%%

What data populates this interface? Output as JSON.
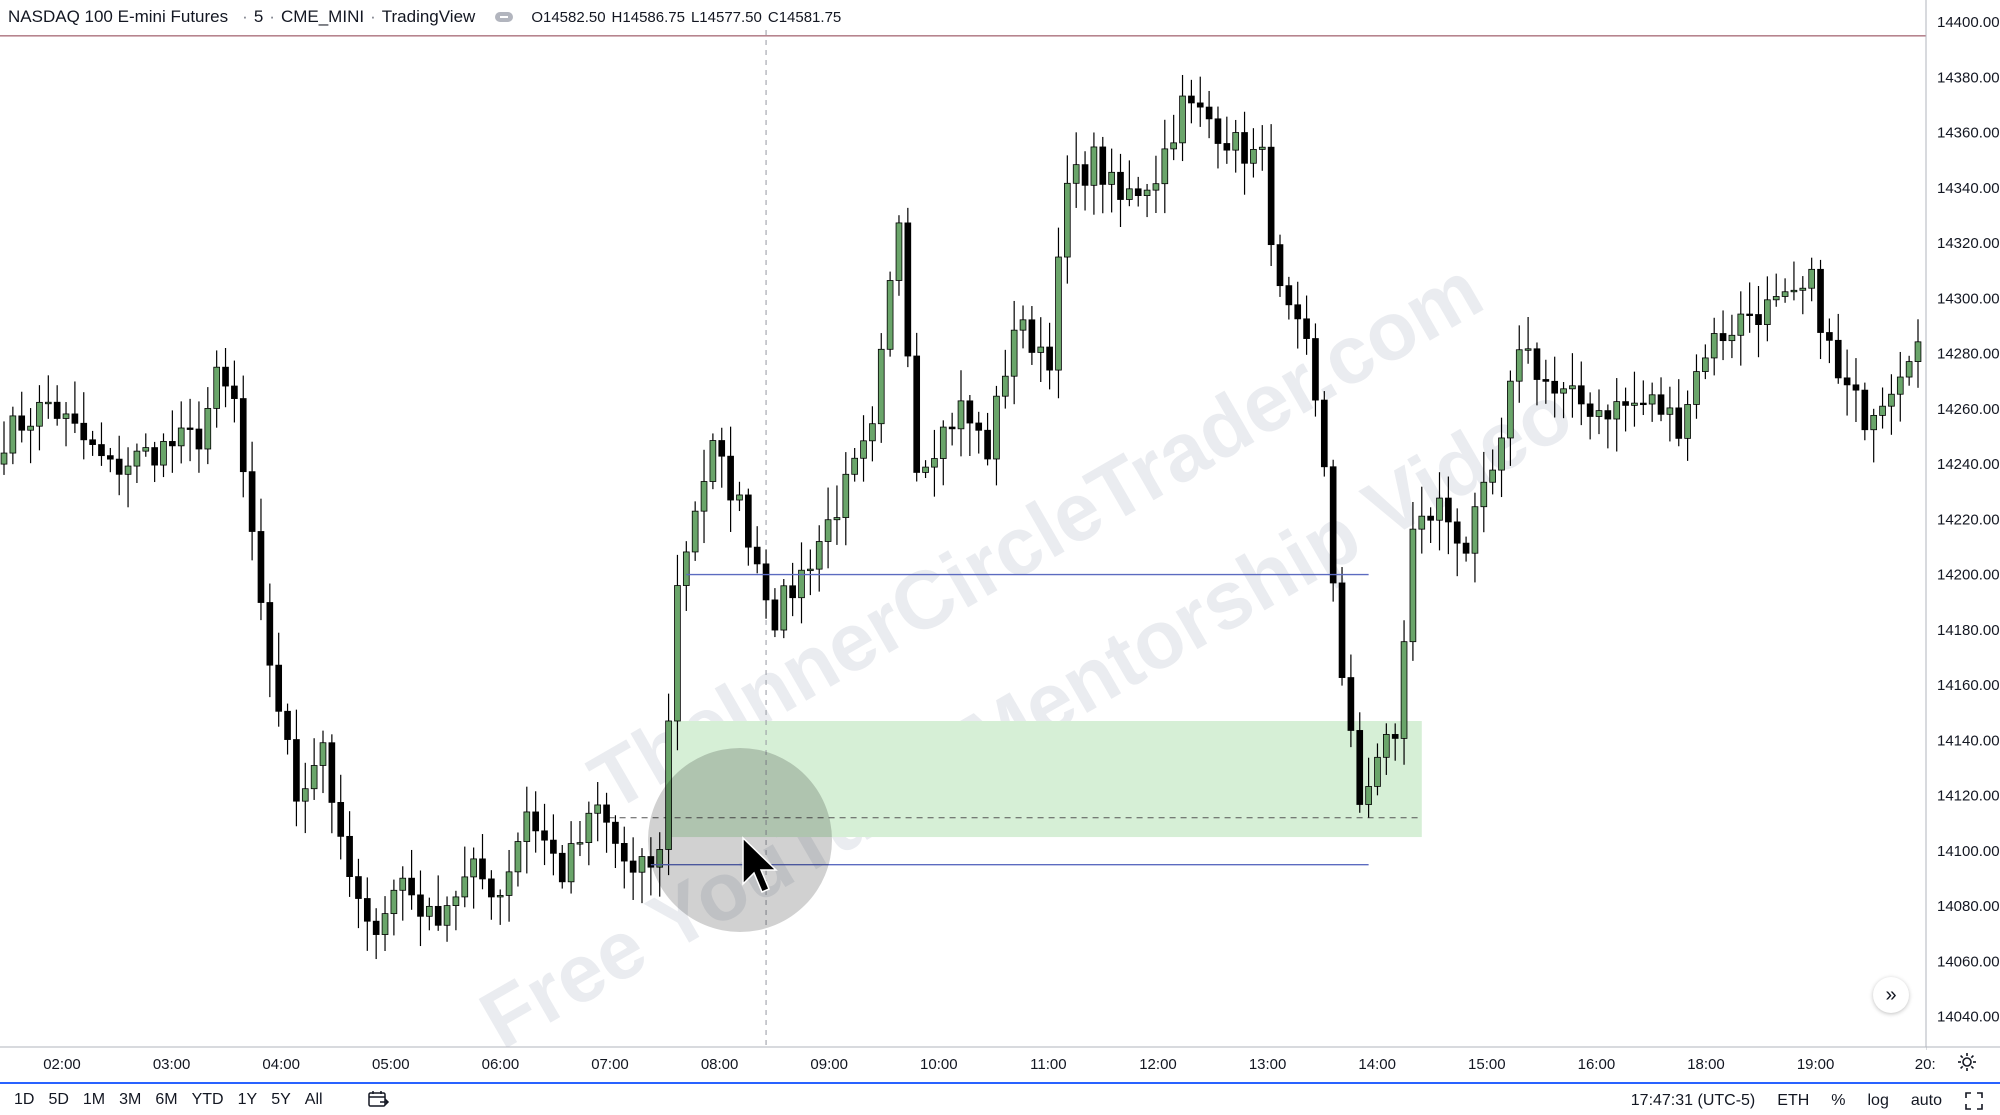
{
  "header": {
    "symbol": "NASDAQ 100 E-mini Futures",
    "interval": "5",
    "exchange": "CME_MINI",
    "source": "TradingView",
    "open": "O14582.50",
    "high": "H14586.75",
    "low": "L14577.50",
    "close": "C14581.75"
  },
  "colors": {
    "up_candle": "#6aa56a",
    "down_candle": "#000000",
    "zone": "#d6efd6",
    "level_line": "#5c6bc0",
    "top_line": "#8b3a4a",
    "watermark": "#d9dde3"
  },
  "watermark_text": {
    "line1": "TheInnerCircleTrader.com",
    "line2": "Free YouTube Mentorship Video"
  },
  "chart_data": {
    "type": "candlestick",
    "y_axis": {
      "ticks": [
        "14400.00",
        "14380.00",
        "14360.00",
        "14340.00",
        "14320.00",
        "14300.00",
        "14280.00",
        "14260.00",
        "14240.00",
        "14220.00",
        "14200.00",
        "14180.00",
        "14160.00",
        "14140.00",
        "14120.00",
        "14100.00",
        "14080.00",
        "14060.00",
        "14040.00"
      ],
      "range": [
        14029,
        14408
      ]
    },
    "x_axis": {
      "ticks": [
        "02:00",
        "03:00",
        "04:00",
        "05:00",
        "06:00",
        "07:00",
        "08:00",
        "09:00",
        "10:00",
        "11:00",
        "12:00",
        "13:00",
        "14:00",
        "15:00",
        "16:00",
        "18:00",
        "19:00",
        "20:"
      ]
    },
    "anchors": [
      {
        "t": 0,
        "c": 14250
      },
      {
        "t": 5,
        "c": 14262
      },
      {
        "t": 12,
        "c": 14238
      },
      {
        "t": 17,
        "c": 14245
      },
      {
        "t": 22,
        "c": 14250
      },
      {
        "t": 24,
        "c": 14270
      },
      {
        "t": 26,
        "c": 14262
      },
      {
        "t": 29,
        "c": 14185
      },
      {
        "t": 33,
        "c": 14120
      },
      {
        "t": 36,
        "c": 14140
      },
      {
        "t": 38,
        "c": 14100
      },
      {
        "t": 41,
        "c": 14070
      },
      {
        "t": 45,
        "c": 14090
      },
      {
        "t": 48,
        "c": 14075
      },
      {
        "t": 53,
        "c": 14092
      },
      {
        "t": 56,
        "c": 14085
      },
      {
        "t": 59,
        "c": 14115
      },
      {
        "t": 63,
        "c": 14092
      },
      {
        "t": 67,
        "c": 14115
      },
      {
        "t": 71,
        "c": 14090
      },
      {
        "t": 74,
        "c": 14098
      },
      {
        "t": 75,
        "c": 14150
      },
      {
        "t": 76,
        "c": 14195
      },
      {
        "t": 78,
        "c": 14225
      },
      {
        "t": 80,
        "c": 14245
      },
      {
        "t": 83,
        "c": 14225
      },
      {
        "t": 87,
        "c": 14185
      },
      {
        "t": 90,
        "c": 14200
      },
      {
        "t": 94,
        "c": 14225
      },
      {
        "t": 98,
        "c": 14250
      },
      {
        "t": 101,
        "c": 14330
      },
      {
        "t": 103,
        "c": 14240
      },
      {
        "t": 108,
        "c": 14260
      },
      {
        "t": 111,
        "c": 14245
      },
      {
        "t": 114,
        "c": 14290
      },
      {
        "t": 118,
        "c": 14280
      },
      {
        "t": 120,
        "c": 14340
      },
      {
        "t": 123,
        "c": 14350
      },
      {
        "t": 126,
        "c": 14335
      },
      {
        "t": 130,
        "c": 14345
      },
      {
        "t": 133,
        "c": 14370
      },
      {
        "t": 136,
        "c": 14365
      },
      {
        "t": 139,
        "c": 14355
      },
      {
        "t": 142,
        "c": 14350
      },
      {
        "t": 144,
        "c": 14300
      },
      {
        "t": 147,
        "c": 14280
      },
      {
        "t": 149,
        "c": 14240
      },
      {
        "t": 151,
        "c": 14160
      },
      {
        "t": 153,
        "c": 14118
      },
      {
        "t": 155,
        "c": 14135
      },
      {
        "t": 157,
        "c": 14140
      },
      {
        "t": 159,
        "c": 14215
      },
      {
        "t": 162,
        "c": 14225
      },
      {
        "t": 165,
        "c": 14210
      },
      {
        "t": 169,
        "c": 14245
      },
      {
        "t": 171,
        "c": 14285
      },
      {
        "t": 175,
        "c": 14265
      },
      {
        "t": 180,
        "c": 14260
      },
      {
        "t": 186,
        "c": 14262
      },
      {
        "t": 189,
        "c": 14255
      },
      {
        "t": 192,
        "c": 14282
      },
      {
        "t": 197,
        "c": 14295
      },
      {
        "t": 202,
        "c": 14298
      },
      {
        "t": 204,
        "c": 14305
      },
      {
        "t": 207,
        "c": 14270
      },
      {
        "t": 210,
        "c": 14258
      },
      {
        "t": 213,
        "c": 14270
      },
      {
        "t": 215,
        "c": 14283
      }
    ],
    "zones": [
      {
        "label": "bullish-fvg-zone",
        "from_t": 75,
        "to_t": 160,
        "price_top": 14147,
        "price_bottom": 14105,
        "midline": 14112
      }
    ],
    "levels": [
      {
        "label": "upper-level",
        "price": 14200,
        "from_t": 77,
        "to_t": 154
      },
      {
        "label": "lower-level",
        "price": 14095,
        "from_t": 73,
        "to_t": 154
      },
      {
        "label": "top-line",
        "price": 14395,
        "from_t": 0,
        "to_t": 216
      }
    ],
    "crosshair_t": 86
  },
  "bottombar": {
    "ranges": [
      "1D",
      "5D",
      "1M",
      "3M",
      "6M",
      "YTD",
      "1Y",
      "5Y",
      "All"
    ],
    "clock": "17:47:31 (UTC-5)",
    "session": "ETH",
    "percent": "%",
    "log": "log",
    "auto": "auto"
  },
  "icons": {
    "calendar": "calendar-goto-icon",
    "expand": "chevron-double-right-icon",
    "settings": "gear-icon",
    "fullscreen": "fullscreen-icon"
  }
}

%%

EXERCISE DESCRIPTION:
Reproduce all the records verbatim, excluding images.

RESULT OF THIS EXERCISE:
What data populates this interface? Output as JSON.
{
  "header": {
    "symbol": "NASDAQ 100 E-mini Futures",
    "interval": "5",
    "exchange": "CME_MINI",
    "source": "TradingView",
    "open": "O14582.50",
    "high": "H14586.75",
    "low": "L14577.50",
    "close": "C14581.75"
  },
  "colors": {
    "up_candle": "#6aa56a",
    "down_candle": "#000000",
    "zone": "#d6efd6",
    "level_line": "#5c6bc0",
    "top_line": "#8b3a4a",
    "watermark": "#d9dde3"
  },
  "watermark_text": {
    "line1": "TheInnerCircleTrader.com",
    "line2": "Free YouTube Mentorship Video"
  },
  "chart_data": {
    "type": "candlestick",
    "y_axis": {
      "ticks": [
        "14400.00",
        "14380.00",
        "14360.00",
        "14340.00",
        "14320.00",
        "14300.00",
        "14280.00",
        "14260.00",
        "14240.00",
        "14220.00",
        "14200.00",
        "14180.00",
        "14160.00",
        "14140.00",
        "14120.00",
        "14100.00",
        "14080.00",
        "14060.00",
        "14040.00"
      ],
      "range": [
        14029,
        14408
      ]
    },
    "x_axis": {
      "ticks": [
        "02:00",
        "03:00",
        "04:00",
        "05:00",
        "06:00",
        "07:00",
        "08:00",
        "09:00",
        "10:00",
        "11:00",
        "12:00",
        "13:00",
        "14:00",
        "15:00",
        "16:00",
        "18:00",
        "19:00",
        "20:"
      ]
    },
    "anchors": [
      {
        "t": 0,
        "c": 14250
      },
      {
        "t": 5,
        "c": 14262
      },
      {
        "t": 12,
        "c": 14238
      },
      {
        "t": 17,
        "c": 14245
      },
      {
        "t": 22,
        "c": 14250
      },
      {
        "t": 24,
        "c": 14270
      },
      {
        "t": 26,
        "c": 14262
      },
      {
        "t": 29,
        "c": 14185
      },
      {
        "t": 33,
        "c": 14120
      },
      {
        "t": 36,
        "c": 14140
      },
      {
        "t": 38,
        "c": 14100
      },
      {
        "t": 41,
        "c": 14070
      },
      {
        "t": 45,
        "c": 14090
      },
      {
        "t": 48,
        "c": 14075
      },
      {
        "t": 53,
        "c": 14092
      },
      {
        "t": 56,
        "c": 14085
      },
      {
        "t": 59,
        "c": 14115
      },
      {
        "t": 63,
        "c": 14092
      },
      {
        "t": 67,
        "c": 14115
      },
      {
        "t": 71,
        "c": 14090
      },
      {
        "t": 74,
        "c": 14098
      },
      {
        "t": 75,
        "c": 14150
      },
      {
        "t": 76,
        "c": 14195
      },
      {
        "t": 78,
        "c": 14225
      },
      {
        "t": 80,
        "c": 14245
      },
      {
        "t": 83,
        "c": 14225
      },
      {
        "t": 87,
        "c": 14185
      },
      {
        "t": 90,
        "c": 14200
      },
      {
        "t": 94,
        "c": 14225
      },
      {
        "t": 98,
        "c": 14250
      },
      {
        "t": 101,
        "c": 14330
      },
      {
        "t": 103,
        "c": 14240
      },
      {
        "t": 108,
        "c": 14260
      },
      {
        "t": 111,
        "c": 14245
      },
      {
        "t": 114,
        "c": 14290
      },
      {
        "t": 118,
        "c": 14280
      },
      {
        "t": 120,
        "c": 14340
      },
      {
        "t": 123,
        "c": 14350
      },
      {
        "t": 126,
        "c": 14335
      },
      {
        "t": 130,
        "c": 14345
      },
      {
        "t": 133,
        "c": 14370
      },
      {
        "t": 136,
        "c": 14365
      },
      {
        "t": 139,
        "c": 14355
      },
      {
        "t": 142,
        "c": 14350
      },
      {
        "t": 144,
        "c": 14300
      },
      {
        "t": 147,
        "c": 14280
      },
      {
        "t": 149,
        "c": 14240
      },
      {
        "t": 151,
        "c": 14160
      },
      {
        "t": 153,
        "c": 14118
      },
      {
        "t": 155,
        "c": 14135
      },
      {
        "t": 157,
        "c": 14140
      },
      {
        "t": 159,
        "c": 14215
      },
      {
        "t": 162,
        "c": 14225
      },
      {
        "t": 165,
        "c": 14210
      },
      {
        "t": 169,
        "c": 14245
      },
      {
        "t": 171,
        "c": 14285
      },
      {
        "t": 175,
        "c": 14265
      },
      {
        "t": 180,
        "c": 14260
      },
      {
        "t": 186,
        "c": 14262
      },
      {
        "t": 189,
        "c": 14255
      },
      {
        "t": 192,
        "c": 14282
      },
      {
        "t": 197,
        "c": 14295
      },
      {
        "t": 202,
        "c": 14298
      },
      {
        "t": 204,
        "c": 14305
      },
      {
        "t": 207,
        "c": 14270
      },
      {
        "t": 210,
        "c": 14258
      },
      {
        "t": 213,
        "c": 14270
      },
      {
        "t": 215,
        "c": 14283
      }
    ],
    "zones": [
      {
        "label": "bullish-fvg-zone",
        "from_t": 75,
        "to_t": 160,
        "price_top": 14147,
        "price_bottom": 14105,
        "midline": 14112
      }
    ],
    "levels": [
      {
        "label": "upper-level",
        "price": 14200,
        "from_t": 77,
        "to_t": 154
      },
      {
        "label": "lower-level",
        "price": 14095,
        "from_t": 73,
        "to_t": 154
      },
      {
        "label": "top-line",
        "price": 14395,
        "from_t": 0,
        "to_t": 216
      }
    ],
    "crosshair_t": 86
  },
  "bottombar": {
    "ranges": [
      "1D",
      "5D",
      "1M",
      "3M",
      "6M",
      "YTD",
      "1Y",
      "5Y",
      "All"
    ],
    "clock": "17:47:31 (UTC-5)",
    "session": "ETH",
    "percent": "%",
    "log": "log",
    "auto": "auto"
  },
  "icons": {
    "calendar": "calendar-goto-icon",
    "expand": "chevron-double-right-icon",
    "settings": "gear-icon",
    "fullscreen": "fullscreen-icon"
  }
}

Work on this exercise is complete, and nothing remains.